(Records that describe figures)
- - - -

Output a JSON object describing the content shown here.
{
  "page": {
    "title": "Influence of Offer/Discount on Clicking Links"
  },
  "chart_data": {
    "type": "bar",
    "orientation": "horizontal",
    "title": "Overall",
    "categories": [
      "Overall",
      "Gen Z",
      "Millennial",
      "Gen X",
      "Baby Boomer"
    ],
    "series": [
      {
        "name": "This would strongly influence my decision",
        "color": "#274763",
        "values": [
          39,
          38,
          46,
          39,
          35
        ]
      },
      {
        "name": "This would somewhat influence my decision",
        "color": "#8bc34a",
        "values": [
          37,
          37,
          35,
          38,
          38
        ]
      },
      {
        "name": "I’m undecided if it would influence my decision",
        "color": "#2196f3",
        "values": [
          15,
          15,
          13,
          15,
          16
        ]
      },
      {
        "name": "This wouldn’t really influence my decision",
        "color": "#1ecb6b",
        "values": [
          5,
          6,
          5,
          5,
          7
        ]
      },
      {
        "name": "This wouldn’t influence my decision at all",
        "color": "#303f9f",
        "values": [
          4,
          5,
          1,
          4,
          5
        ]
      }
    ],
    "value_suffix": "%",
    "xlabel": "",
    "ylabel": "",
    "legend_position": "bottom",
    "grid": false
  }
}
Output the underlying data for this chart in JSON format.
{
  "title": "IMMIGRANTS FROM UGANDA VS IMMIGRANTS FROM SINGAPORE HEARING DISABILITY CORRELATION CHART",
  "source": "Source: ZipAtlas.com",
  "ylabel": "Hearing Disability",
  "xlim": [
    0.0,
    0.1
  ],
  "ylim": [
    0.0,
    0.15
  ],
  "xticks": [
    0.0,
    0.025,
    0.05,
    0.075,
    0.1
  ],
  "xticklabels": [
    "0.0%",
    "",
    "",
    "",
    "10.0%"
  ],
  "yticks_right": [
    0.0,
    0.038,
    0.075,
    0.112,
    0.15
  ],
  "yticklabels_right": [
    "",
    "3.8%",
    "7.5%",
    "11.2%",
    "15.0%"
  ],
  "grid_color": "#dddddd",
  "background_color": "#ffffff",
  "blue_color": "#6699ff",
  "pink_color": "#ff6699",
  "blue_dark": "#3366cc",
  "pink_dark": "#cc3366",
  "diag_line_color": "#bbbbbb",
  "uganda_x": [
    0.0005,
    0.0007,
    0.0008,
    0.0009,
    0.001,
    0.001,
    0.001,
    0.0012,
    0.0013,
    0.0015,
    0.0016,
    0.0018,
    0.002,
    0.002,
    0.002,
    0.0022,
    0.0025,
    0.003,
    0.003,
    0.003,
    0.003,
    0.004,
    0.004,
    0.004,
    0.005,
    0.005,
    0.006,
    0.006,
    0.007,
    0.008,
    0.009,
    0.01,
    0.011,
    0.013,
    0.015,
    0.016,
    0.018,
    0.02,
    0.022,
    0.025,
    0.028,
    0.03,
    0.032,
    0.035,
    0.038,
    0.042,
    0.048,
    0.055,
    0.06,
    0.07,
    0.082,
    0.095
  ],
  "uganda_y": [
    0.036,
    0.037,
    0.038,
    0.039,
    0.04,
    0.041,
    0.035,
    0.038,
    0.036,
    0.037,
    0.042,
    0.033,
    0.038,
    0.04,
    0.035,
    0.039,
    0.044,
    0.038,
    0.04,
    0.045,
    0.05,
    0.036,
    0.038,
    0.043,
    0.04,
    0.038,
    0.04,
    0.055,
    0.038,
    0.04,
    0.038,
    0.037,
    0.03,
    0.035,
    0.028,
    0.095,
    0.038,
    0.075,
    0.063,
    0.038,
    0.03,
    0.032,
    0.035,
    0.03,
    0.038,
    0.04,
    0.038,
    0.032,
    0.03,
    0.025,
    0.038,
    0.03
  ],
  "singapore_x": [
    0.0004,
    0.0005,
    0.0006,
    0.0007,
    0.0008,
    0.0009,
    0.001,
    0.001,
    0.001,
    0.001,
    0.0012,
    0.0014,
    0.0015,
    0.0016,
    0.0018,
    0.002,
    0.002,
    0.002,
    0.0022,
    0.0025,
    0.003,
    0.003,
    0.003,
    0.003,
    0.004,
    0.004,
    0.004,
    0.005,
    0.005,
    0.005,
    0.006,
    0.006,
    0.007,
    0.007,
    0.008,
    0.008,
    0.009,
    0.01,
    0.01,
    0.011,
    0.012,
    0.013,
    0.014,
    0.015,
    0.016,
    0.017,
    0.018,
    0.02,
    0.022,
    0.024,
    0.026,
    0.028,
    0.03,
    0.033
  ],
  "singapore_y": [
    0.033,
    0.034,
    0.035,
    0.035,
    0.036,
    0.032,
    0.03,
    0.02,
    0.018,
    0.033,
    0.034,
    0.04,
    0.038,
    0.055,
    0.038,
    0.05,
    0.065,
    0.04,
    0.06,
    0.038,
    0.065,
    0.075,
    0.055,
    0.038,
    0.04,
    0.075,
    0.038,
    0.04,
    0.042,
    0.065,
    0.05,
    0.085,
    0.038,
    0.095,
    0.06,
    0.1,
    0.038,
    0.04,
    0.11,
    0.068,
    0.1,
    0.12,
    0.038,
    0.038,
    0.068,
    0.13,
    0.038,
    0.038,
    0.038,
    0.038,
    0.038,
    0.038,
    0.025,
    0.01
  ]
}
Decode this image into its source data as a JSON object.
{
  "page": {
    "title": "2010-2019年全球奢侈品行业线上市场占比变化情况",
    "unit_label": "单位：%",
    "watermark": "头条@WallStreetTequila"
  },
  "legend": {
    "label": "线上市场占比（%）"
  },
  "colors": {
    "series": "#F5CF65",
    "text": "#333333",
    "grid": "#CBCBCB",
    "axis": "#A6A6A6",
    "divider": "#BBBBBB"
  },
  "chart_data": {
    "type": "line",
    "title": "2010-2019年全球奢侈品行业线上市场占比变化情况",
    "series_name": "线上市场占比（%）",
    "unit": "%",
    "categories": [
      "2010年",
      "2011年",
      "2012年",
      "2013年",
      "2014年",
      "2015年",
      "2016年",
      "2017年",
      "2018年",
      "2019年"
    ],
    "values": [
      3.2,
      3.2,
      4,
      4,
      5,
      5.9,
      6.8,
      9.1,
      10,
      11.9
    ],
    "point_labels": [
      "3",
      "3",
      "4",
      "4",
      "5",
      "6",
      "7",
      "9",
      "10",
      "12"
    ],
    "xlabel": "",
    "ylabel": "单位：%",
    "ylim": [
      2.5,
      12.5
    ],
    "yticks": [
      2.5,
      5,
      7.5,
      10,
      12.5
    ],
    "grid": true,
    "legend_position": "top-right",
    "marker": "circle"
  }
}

- - - -

§ **What the task asks**
Reproduce all of the records exactly.

§ **Answer below**
Output a JSON object describing the content shown here.
{
  "page": {
    "title": "Influence of Offer/Discount on Clicking Links"
  },
  "chart_data": {
    "type": "bar",
    "orientation": "horizontal",
    "title": "Overall",
    "categories": [
      "Overall",
      "Gen Z",
      "Millennial",
      "Gen X",
      "Baby Boomer"
    ],
    "series": [
      {
        "name": "This would strongly influence my decision",
        "color": "#274763",
        "values": [
          39,
          38,
          46,
          39,
          35
        ]
      },
      {
        "name": "This would somewhat influence my decision",
        "color": "#8bc34a",
        "values": [
          37,
          37,
          35,
          38,
          38
        ]
      },
      {
        "name": "I’m undecided if it would influence my decision",
        "color": "#2196f3",
        "values": [
          15,
          15,
          13,
          15,
          16
        ]
      },
      {
        "name": "This wouldn’t really influence my decision",
        "color": "#1ecb6b",
        "values": [
          5,
          6,
          5,
          5,
          7
        ]
      },
      {
        "name": "This wouldn’t influence my decision at all",
        "color": "#303f9f",
        "values": [
          4,
          5,
          1,
          4,
          5
        ]
      }
    ],
    "value_suffix": "%",
    "xlabel": "",
    "ylabel": "",
    "legend_position": "bottom",
    "grid": false
  }
}
Output the underlying data for this chart in JSON format.
{
  "title": "IMMIGRANTS FROM UGANDA VS IMMIGRANTS FROM SINGAPORE HEARING DISABILITY CORRELATION CHART",
  "source": "Source: ZipAtlas.com",
  "ylabel": "Hearing Disability",
  "xlim": [
    0.0,
    0.1
  ],
  "ylim": [
    0.0,
    0.15
  ],
  "xticks": [
    0.0,
    0.025,
    0.05,
    0.075,
    0.1
  ],
  "xticklabels": [
    "0.0%",
    "",
    "",
    "",
    "10.0%"
  ],
  "yticks_right": [
    0.0,
    0.038,
    0.075,
    0.112,
    0.15
  ],
  "yticklabels_right": [
    "",
    "3.8%",
    "7.5%",
    "11.2%",
    "15.0%"
  ],
  "grid_color": "#dddddd",
  "background_color": "#ffffff",
  "blue_color": "#6699ff",
  "pink_color": "#ff6699",
  "blue_dark": "#3366cc",
  "pink_dark": "#cc3366",
  "diag_line_color": "#bbbbbb",
  "uganda_x": [
    0.0005,
    0.0007,
    0.0008,
    0.0009,
    0.001,
    0.001,
    0.001,
    0.0012,
    0.0013,
    0.0015,
    0.0016,
    0.0018,
    0.002,
    0.002,
    0.002,
    0.0022,
    0.0025,
    0.003,
    0.003,
    0.003,
    0.003,
    0.004,
    0.004,
    0.004,
    0.005,
    0.005,
    0.006,
    0.006,
    0.007,
    0.008,
    0.009,
    0.01,
    0.011,
    0.013,
    0.015,
    0.016,
    0.018,
    0.02,
    0.022,
    0.025,
    0.028,
    0.03,
    0.032,
    0.035,
    0.038,
    0.042,
    0.048,
    0.055,
    0.06,
    0.07,
    0.082,
    0.095
  ],
  "uganda_y": [
    0.036,
    0.037,
    0.038,
    0.039,
    0.04,
    0.041,
    0.035,
    0.038,
    0.036,
    0.037,
    0.042,
    0.033,
    0.038,
    0.04,
    0.035,
    0.039,
    0.044,
    0.038,
    0.04,
    0.045,
    0.05,
    0.036,
    0.038,
    0.043,
    0.04,
    0.038,
    0.04,
    0.055,
    0.038,
    0.04,
    0.038,
    0.037,
    0.03,
    0.035,
    0.028,
    0.095,
    0.038,
    0.075,
    0.063,
    0.038,
    0.03,
    0.032,
    0.035,
    0.03,
    0.038,
    0.04,
    0.038,
    0.032,
    0.03,
    0.025,
    0.038,
    0.03
  ],
  "singapore_x": [
    0.0004,
    0.0005,
    0.0006,
    0.0007,
    0.0008,
    0.0009,
    0.001,
    0.001,
    0.001,
    0.001,
    0.0012,
    0.0014,
    0.0015,
    0.0016,
    0.0018,
    0.002,
    0.002,
    0.002,
    0.0022,
    0.0025,
    0.003,
    0.003,
    0.003,
    0.003,
    0.004,
    0.004,
    0.004,
    0.005,
    0.005,
    0.005,
    0.006,
    0.006,
    0.007,
    0.007,
    0.008,
    0.008,
    0.009,
    0.01,
    0.01,
    0.011,
    0.012,
    0.013,
    0.014,
    0.015,
    0.016,
    0.017,
    0.018,
    0.02,
    0.022,
    0.024,
    0.026,
    0.028,
    0.03,
    0.033
  ],
  "singapore_y": [
    0.033,
    0.034,
    0.035,
    0.035,
    0.036,
    0.032,
    0.03,
    0.02,
    0.018,
    0.033,
    0.034,
    0.04,
    0.038,
    0.055,
    0.038,
    0.05,
    0.065,
    0.04,
    0.06,
    0.038,
    0.065,
    0.075,
    0.055,
    0.038,
    0.04,
    0.075,
    0.038,
    0.04,
    0.042,
    0.065,
    0.05,
    0.085,
    0.038,
    0.095,
    0.06,
    0.1,
    0.038,
    0.04,
    0.11,
    0.068,
    0.1,
    0.12,
    0.038,
    0.038,
    0.068,
    0.13,
    0.038,
    0.038,
    0.038,
    0.038,
    0.038,
    0.038,
    0.025,
    0.01
  ]
}
Decode this image into its source data as a JSON object.
{
  "page": {
    "title": "2010-2019年全球奢侈品行业线上市场占比变化情况",
    "unit_label": "单位：%",
    "watermark": "头条@WallStreetTequila"
  },
  "legend": {
    "label": "线上市场占比（%）"
  },
  "colors": {
    "series": "#F5CF65",
    "text": "#333333",
    "grid": "#CBCBCB",
    "axis": "#A6A6A6",
    "divider": "#BBBBBB"
  },
  "chart_data": {
    "type": "line",
    "title": "2010-2019年全球奢侈品行业线上市场占比变化情况",
    "series_name": "线上市场占比（%）",
    "unit": "%",
    "categories": [
      "2010年",
      "2011年",
      "2012年",
      "2013年",
      "2014年",
      "2015年",
      "2016年",
      "2017年",
      "2018年",
      "2019年"
    ],
    "values": [
      3.2,
      3.2,
      4,
      4,
      5,
      5.9,
      6.8,
      9.1,
      10,
      11.9
    ],
    "point_labels": [
      "3",
      "3",
      "4",
      "4",
      "5",
      "6",
      "7",
      "9",
      "10",
      "12"
    ],
    "xlabel": "",
    "ylabel": "单位：%",
    "ylim": [
      2.5,
      12.5
    ],
    "yticks": [
      2.5,
      5,
      7.5,
      10,
      12.5
    ],
    "grid": true,
    "legend_position": "top-right",
    "marker": "circle"
  }
}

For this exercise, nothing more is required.